Short exercise:
Output the data exactly, with every line intact.

——————

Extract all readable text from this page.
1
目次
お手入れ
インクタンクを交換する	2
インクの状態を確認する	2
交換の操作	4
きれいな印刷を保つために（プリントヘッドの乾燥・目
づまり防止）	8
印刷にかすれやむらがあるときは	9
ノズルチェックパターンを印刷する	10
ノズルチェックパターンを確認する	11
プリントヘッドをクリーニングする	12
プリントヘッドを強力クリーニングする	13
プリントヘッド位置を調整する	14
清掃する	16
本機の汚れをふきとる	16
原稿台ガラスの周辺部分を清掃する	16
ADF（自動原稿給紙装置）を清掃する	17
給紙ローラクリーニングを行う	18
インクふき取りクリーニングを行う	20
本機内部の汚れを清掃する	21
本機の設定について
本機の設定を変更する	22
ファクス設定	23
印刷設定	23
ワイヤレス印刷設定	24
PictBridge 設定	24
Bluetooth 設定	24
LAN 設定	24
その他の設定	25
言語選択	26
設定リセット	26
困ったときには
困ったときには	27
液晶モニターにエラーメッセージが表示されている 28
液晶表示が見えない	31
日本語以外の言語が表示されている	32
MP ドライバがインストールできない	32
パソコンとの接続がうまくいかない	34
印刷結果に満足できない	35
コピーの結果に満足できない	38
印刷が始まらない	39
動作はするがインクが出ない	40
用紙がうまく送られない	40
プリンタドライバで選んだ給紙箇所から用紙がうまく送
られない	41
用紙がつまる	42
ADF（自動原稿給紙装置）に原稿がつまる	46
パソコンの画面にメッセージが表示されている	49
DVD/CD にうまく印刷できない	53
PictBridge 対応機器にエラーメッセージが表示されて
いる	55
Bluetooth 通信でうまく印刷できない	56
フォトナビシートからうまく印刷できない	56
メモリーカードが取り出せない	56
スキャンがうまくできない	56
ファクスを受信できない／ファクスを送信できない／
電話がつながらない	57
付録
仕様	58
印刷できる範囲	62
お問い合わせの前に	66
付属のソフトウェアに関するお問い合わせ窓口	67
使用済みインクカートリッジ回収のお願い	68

——————

The reply:
Extract all readable text from this page.
1
目次
お手入れ
インクタンクを交換する	2
インクの状態を確認する	2
交換の操作	4
きれいな印刷を保つために（プリントヘッドの乾燥・目
づまり防止）	8
印刷にかすれやむらがあるときは	9
ノズルチェックパターンを印刷する	10
ノズルチェックパターンを確認する	11
プリントヘッドをクリーニングする	12
プリントヘッドを強力クリーニングする	13
プリントヘッド位置を調整する	14
清掃する	16
本機の汚れをふきとる	16
原稿台ガラスの周辺部分を清掃する	16
ADF（自動原稿給紙装置）を清掃する	17
給紙ローラクリーニングを行う	18
インクふき取りクリーニングを行う	20
本機内部の汚れを清掃する	21
本機の設定について
本機の設定を変更する	22
ファクス設定	23
印刷設定	23
ワイヤレス印刷設定	24
PictBridge 設定	24
Bluetooth 設定	24
LAN 設定	24
その他の設定	25
言語選択	26
設定リセット	26
困ったときには
困ったときには	27
液晶モニターにエラーメッセージが表示されている 28
液晶表示が見えない	31
日本語以外の言語が表示されている	32
MP ドライバがインストールできない	32
パソコンとの接続がうまくいかない	34
印刷結果に満足できない	35
コピーの結果に満足できない	38
印刷が始まらない	39
動作はするがインクが出ない	40
用紙がうまく送られない	40
プリンタドライバで選んだ給紙箇所から用紙がうまく送
られない	41
用紙がつまる	42
ADF（自動原稿給紙装置）に原稿がつまる	46
パソコンの画面にメッセージが表示されている	49
DVD/CD にうまく印刷できない	53
PictBridge 対応機器にエラーメッセージが表示されて
いる	55
Bluetooth 通信でうまく印刷できない	56
フォトナビシートからうまく印刷できない	56
メモリーカードが取り出せない	56
スキャンがうまくできない	56
ファクスを受信できない／ファクスを送信できない／
電話がつながらない	57
付録
仕様	58
印刷できる範囲	62
お問い合わせの前に	66
付属のソフトウェアに関するお問い合わせ窓口	67
使用済みインクカートリッジ回収のお願い	68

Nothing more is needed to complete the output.